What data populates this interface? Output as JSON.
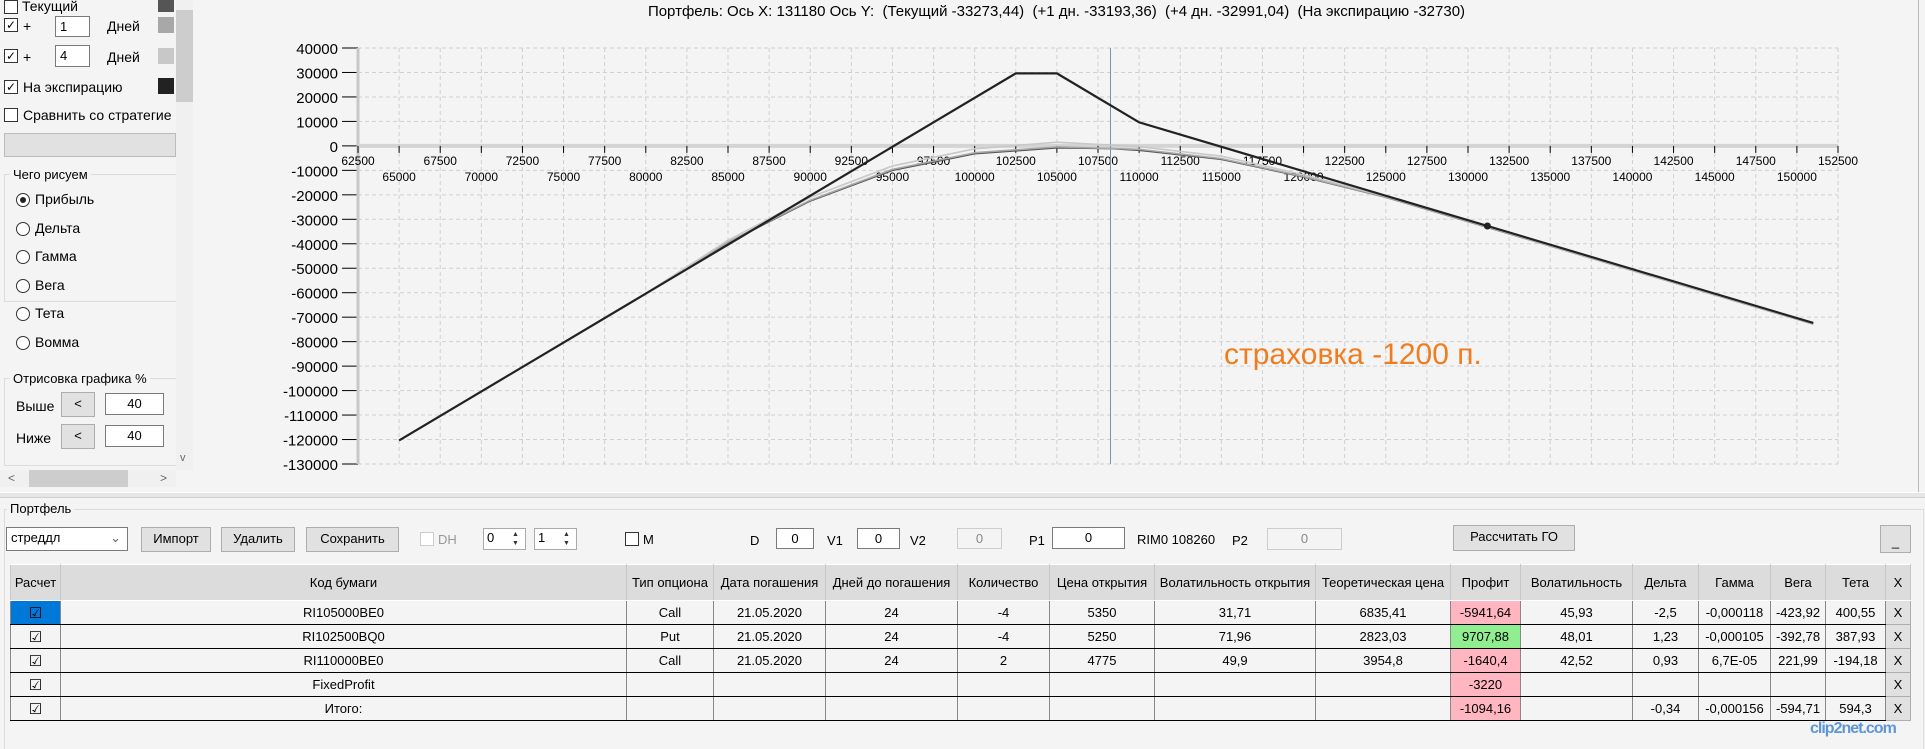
{
  "left_panel": {
    "current_label": "Текущий",
    "current_color": "#555555",
    "plus1": {
      "sign": "+",
      "value": "1",
      "unit": "Дней",
      "color": "#a8a8a8"
    },
    "plus4": {
      "sign": "+",
      "value": "4",
      "unit": "Дней",
      "color": "#c8c8c8"
    },
    "expiration": {
      "label": "На экспирацию",
      "color": "#222222"
    },
    "compare_label": "Сравнить со стратегие",
    "draw_group": {
      "title": "Чего рисуем",
      "options": [
        "Прибыль",
        "Дельта",
        "Гамма",
        "Вега",
        "Тета",
        "Вомма"
      ],
      "selected": 0
    },
    "range_group": {
      "title": "Отрисовка графика %",
      "above_label": "Выше",
      "above_value": "40",
      "below_label": "Ниже",
      "below_value": "40",
      "btn": "<"
    },
    "scroll_left": "<",
    "scroll_right": ">",
    "scroll_down": "v"
  },
  "chart_title": "Портфель: Ось X: 131180 Ось Y:  (Текущий -33273,44)  (+1 дн. -33193,36)  (+4 дн. -32991,04)  (На экспирацию -32730)",
  "annotation": {
    "text": "страховка -1200 п.",
    "color": "#f07c1e"
  },
  "chart_data": {
    "type": "line",
    "xlim": [
      62500,
      152500
    ],
    "ylim": [
      -130000,
      40000
    ],
    "x_ticks_upper": [
      62500,
      67500,
      72500,
      77500,
      82500,
      87500,
      92500,
      97500,
      102500,
      107500,
      112500,
      117500,
      122500,
      127500,
      132500,
      137500,
      142500,
      147500,
      152500
    ],
    "x_ticks_lower": [
      65000,
      70000,
      75000,
      80000,
      85000,
      90000,
      95000,
      100000,
      105000,
      110000,
      115000,
      120000,
      125000,
      130000,
      135000,
      140000,
      145000,
      150000
    ],
    "y_ticks": [
      40000,
      30000,
      20000,
      10000,
      0,
      -10000,
      -20000,
      -30000,
      -40000,
      -50000,
      -60000,
      -70000,
      -80000,
      -90000,
      -100000,
      -110000,
      -120000,
      -130000
    ],
    "grid": true,
    "current_x": 108260,
    "cursor_point": [
      131180,
      -32730
    ],
    "series": [
      {
        "name": "Текущий",
        "color": "#555555",
        "points": [
          [
            65000,
            -120300
          ],
          [
            75000,
            -80400
          ],
          [
            80000,
            -60500
          ],
          [
            85000,
            -39500
          ],
          [
            90000,
            -22500
          ],
          [
            95000,
            -10000
          ],
          [
            100000,
            -3200
          ],
          [
            105000,
            -800
          ],
          [
            108260,
            -1094
          ],
          [
            110000,
            -1800
          ],
          [
            115000,
            -5500
          ],
          [
            120000,
            -12700
          ],
          [
            125000,
            -21000
          ],
          [
            131180,
            -33273
          ],
          [
            140000,
            -50900
          ],
          [
            151000,
            -72800
          ]
        ]
      },
      {
        "name": "+1 дн.",
        "color": "#a8a8a8",
        "points": [
          [
            65000,
            -120300
          ],
          [
            75000,
            -80400
          ],
          [
            80000,
            -60400
          ],
          [
            85000,
            -39300
          ],
          [
            90000,
            -22200
          ],
          [
            95000,
            -9600
          ],
          [
            100000,
            -2800
          ],
          [
            105000,
            -400
          ],
          [
            110000,
            -1400
          ],
          [
            115000,
            -5200
          ],
          [
            120000,
            -12500
          ],
          [
            125000,
            -20900
          ],
          [
            131180,
            -33193
          ],
          [
            140000,
            -50850
          ],
          [
            151000,
            -72750
          ]
        ]
      },
      {
        "name": "+4 дн.",
        "color": "#c8c8c8",
        "points": [
          [
            65000,
            -120300
          ],
          [
            75000,
            -80400
          ],
          [
            80000,
            -60300
          ],
          [
            85000,
            -38600
          ],
          [
            90000,
            -21000
          ],
          [
            95000,
            -8200
          ],
          [
            100000,
            -1200
          ],
          [
            105000,
            1500
          ],
          [
            110000,
            -300
          ],
          [
            115000,
            -4200
          ],
          [
            120000,
            -11800
          ],
          [
            125000,
            -20600
          ],
          [
            131180,
            -32991
          ],
          [
            140000,
            -50800
          ],
          [
            151000,
            -72600
          ]
        ]
      },
      {
        "name": "На экспирацию",
        "color": "#222222",
        "points": [
          [
            65000,
            -120370
          ],
          [
            102500,
            29630
          ],
          [
            105000,
            29630
          ],
          [
            110000,
            9630
          ],
          [
            151000,
            -72370
          ]
        ]
      }
    ]
  },
  "portfolio": {
    "title": "Портфель",
    "strategy": "стреддл",
    "import": "Импорт",
    "delete": "Удалить",
    "save": "Сохранить",
    "dh": "DH",
    "spin1": "0",
    "spin2": "1",
    "m": "M",
    "d_label": "D",
    "d_value": "0",
    "v1_label": "V1",
    "v1_value": "0",
    "v2_label": "V2",
    "v2_value": "0",
    "p1_label": "P1",
    "p1_value": "0",
    "rim": "RIM0 108260",
    "p2_label": "P2",
    "p2_value": "0",
    "calc_go": "Рассчитать ГО",
    "minimize": "_"
  },
  "table": {
    "headers": [
      "Расчет",
      "Код бумаги",
      "Тип опциона",
      "Дата погашения",
      "Дней до погашения",
      "Количество",
      "Цена открытия",
      "Волатильность открытия",
      "Теоретическая цена",
      "Профит",
      "Волатильность",
      "Дельта",
      "Гамма",
      "Вега",
      "Тета",
      "X"
    ],
    "rows": [
      [
        "☑",
        "RI105000BE0",
        "Call",
        "21.05.2020",
        "24",
        "-4",
        "5350",
        "31,71",
        "6835,41",
        "-5941,64",
        "45,93",
        "-2,5",
        "-0,000118",
        "-423,92",
        "400,55",
        "X"
      ],
      [
        "☑",
        "RI102500BQ0",
        "Put",
        "21.05.2020",
        "24",
        "-4",
        "5250",
        "71,96",
        "2823,03",
        "9707,88",
        "48,01",
        "1,23",
        "-0,000105",
        "-392,78",
        "387,93",
        "X"
      ],
      [
        "☑",
        "RI110000BE0",
        "Call",
        "21.05.2020",
        "24",
        "2",
        "4775",
        "49,9",
        "3954,8",
        "-1640,4",
        "42,52",
        "0,93",
        "6,7E-05",
        "221,99",
        "-194,18",
        "X"
      ],
      [
        "☑",
        "FixedProfit",
        "",
        "",
        "",
        "",
        "",
        "",
        "",
        "-3220",
        "",
        "",
        "",
        "",
        "",
        "X"
      ],
      [
        "☑",
        "Итого:",
        "",
        "",
        "",
        "",
        "",
        "",
        "",
        "-1094,16",
        "",
        "-0,34",
        "-0,000156",
        "-594,71",
        "594,3",
        "X"
      ]
    ],
    "profit_colors": {
      "negative": "#ffb6c1",
      "positive": "#90ee90"
    }
  },
  "watermark": "clip2net.com"
}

#####

#### Short task
Repeat the material above verbatim. Leave the pictures behind.

#### Exercise result
What data populates this interface? Output as JSON.
{
  "left_panel": {
    "current_label": "Текущий",
    "current_color": "#555555",
    "plus1": {
      "sign": "+",
      "value": "1",
      "unit": "Дней",
      "color": "#a8a8a8"
    },
    "plus4": {
      "sign": "+",
      "value": "4",
      "unit": "Дней",
      "color": "#c8c8c8"
    },
    "expiration": {
      "label": "На экспирацию",
      "color": "#222222"
    },
    "compare_label": "Сравнить со стратегие",
    "draw_group": {
      "title": "Чего рисуем",
      "options": [
        "Прибыль",
        "Дельта",
        "Гамма",
        "Вега",
        "Тета",
        "Вомма"
      ],
      "selected": 0
    },
    "range_group": {
      "title": "Отрисовка графика %",
      "above_label": "Выше",
      "above_value": "40",
      "below_label": "Ниже",
      "below_value": "40",
      "btn": "<"
    },
    "scroll_left": "<",
    "scroll_right": ">",
    "scroll_down": "v"
  },
  "chart_title": "Портфель: Ось X: 131180 Ось Y:  (Текущий -33273,44)  (+1 дн. -33193,36)  (+4 дн. -32991,04)  (На экспирацию -32730)",
  "annotation": {
    "text": "страховка -1200 п.",
    "color": "#f07c1e"
  },
  "chart_data": {
    "type": "line",
    "xlim": [
      62500,
      152500
    ],
    "ylim": [
      -130000,
      40000
    ],
    "x_ticks_upper": [
      62500,
      67500,
      72500,
      77500,
      82500,
      87500,
      92500,
      97500,
      102500,
      107500,
      112500,
      117500,
      122500,
      127500,
      132500,
      137500,
      142500,
      147500,
      152500
    ],
    "x_ticks_lower": [
      65000,
      70000,
      75000,
      80000,
      85000,
      90000,
      95000,
      100000,
      105000,
      110000,
      115000,
      120000,
      125000,
      130000,
      135000,
      140000,
      145000,
      150000
    ],
    "y_ticks": [
      40000,
      30000,
      20000,
      10000,
      0,
      -10000,
      -20000,
      -30000,
      -40000,
      -50000,
      -60000,
      -70000,
      -80000,
      -90000,
      -100000,
      -110000,
      -120000,
      -130000
    ],
    "grid": true,
    "current_x": 108260,
    "cursor_point": [
      131180,
      -32730
    ],
    "series": [
      {
        "name": "Текущий",
        "color": "#555555",
        "points": [
          [
            65000,
            -120300
          ],
          [
            75000,
            -80400
          ],
          [
            80000,
            -60500
          ],
          [
            85000,
            -39500
          ],
          [
            90000,
            -22500
          ],
          [
            95000,
            -10000
          ],
          [
            100000,
            -3200
          ],
          [
            105000,
            -800
          ],
          [
            108260,
            -1094
          ],
          [
            110000,
            -1800
          ],
          [
            115000,
            -5500
          ],
          [
            120000,
            -12700
          ],
          [
            125000,
            -21000
          ],
          [
            131180,
            -33273
          ],
          [
            140000,
            -50900
          ],
          [
            151000,
            -72800
          ]
        ]
      },
      {
        "name": "+1 дн.",
        "color": "#a8a8a8",
        "points": [
          [
            65000,
            -120300
          ],
          [
            75000,
            -80400
          ],
          [
            80000,
            -60400
          ],
          [
            85000,
            -39300
          ],
          [
            90000,
            -22200
          ],
          [
            95000,
            -9600
          ],
          [
            100000,
            -2800
          ],
          [
            105000,
            -400
          ],
          [
            110000,
            -1400
          ],
          [
            115000,
            -5200
          ],
          [
            120000,
            -12500
          ],
          [
            125000,
            -20900
          ],
          [
            131180,
            -33193
          ],
          [
            140000,
            -50850
          ],
          [
            151000,
            -72750
          ]
        ]
      },
      {
        "name": "+4 дн.",
        "color": "#c8c8c8",
        "points": [
          [
            65000,
            -120300
          ],
          [
            75000,
            -80400
          ],
          [
            80000,
            -60300
          ],
          [
            85000,
            -38600
          ],
          [
            90000,
            -21000
          ],
          [
            95000,
            -8200
          ],
          [
            100000,
            -1200
          ],
          [
            105000,
            1500
          ],
          [
            110000,
            -300
          ],
          [
            115000,
            -4200
          ],
          [
            120000,
            -11800
          ],
          [
            125000,
            -20600
          ],
          [
            131180,
            -32991
          ],
          [
            140000,
            -50800
          ],
          [
            151000,
            -72600
          ]
        ]
      },
      {
        "name": "На экспирацию",
        "color": "#222222",
        "points": [
          [
            65000,
            -120370
          ],
          [
            102500,
            29630
          ],
          [
            105000,
            29630
          ],
          [
            110000,
            9630
          ],
          [
            151000,
            -72370
          ]
        ]
      }
    ]
  },
  "portfolio": {
    "title": "Портфель",
    "strategy": "стреддл",
    "import": "Импорт",
    "delete": "Удалить",
    "save": "Сохранить",
    "dh": "DH",
    "spin1": "0",
    "spin2": "1",
    "m": "M",
    "d_label": "D",
    "d_value": "0",
    "v1_label": "V1",
    "v1_value": "0",
    "v2_label": "V2",
    "v2_value": "0",
    "p1_label": "P1",
    "p1_value": "0",
    "rim": "RIM0 108260",
    "p2_label": "P2",
    "p2_value": "0",
    "calc_go": "Рассчитать ГО",
    "minimize": "_"
  },
  "table": {
    "headers": [
      "Расчет",
      "Код бумаги",
      "Тип опциона",
      "Дата погашения",
      "Дней до погашения",
      "Количество",
      "Цена открытия",
      "Волатильность открытия",
      "Теоретическая цена",
      "Профит",
      "Волатильность",
      "Дельта",
      "Гамма",
      "Вега",
      "Тета",
      "X"
    ],
    "rows": [
      [
        "☑",
        "RI105000BE0",
        "Call",
        "21.05.2020",
        "24",
        "-4",
        "5350",
        "31,71",
        "6835,41",
        "-5941,64",
        "45,93",
        "-2,5",
        "-0,000118",
        "-423,92",
        "400,55",
        "X"
      ],
      [
        "☑",
        "RI102500BQ0",
        "Put",
        "21.05.2020",
        "24",
        "-4",
        "5250",
        "71,96",
        "2823,03",
        "9707,88",
        "48,01",
        "1,23",
        "-0,000105",
        "-392,78",
        "387,93",
        "X"
      ],
      [
        "☑",
        "RI110000BE0",
        "Call",
        "21.05.2020",
        "24",
        "2",
        "4775",
        "49,9",
        "3954,8",
        "-1640,4",
        "42,52",
        "0,93",
        "6,7E-05",
        "221,99",
        "-194,18",
        "X"
      ],
      [
        "☑",
        "FixedProfit",
        "",
        "",
        "",
        "",
        "",
        "",
        "",
        "-3220",
        "",
        "",
        "",
        "",
        "",
        "X"
      ],
      [
        "☑",
        "Итого:",
        "",
        "",
        "",
        "",
        "",
        "",
        "",
        "-1094,16",
        "",
        "-0,34",
        "-0,000156",
        "-594,71",
        "594,3",
        "X"
      ]
    ],
    "profit_colors": {
      "negative": "#ffb6c1",
      "positive": "#90ee90"
    }
  },
  "watermark": "clip2net.com"
}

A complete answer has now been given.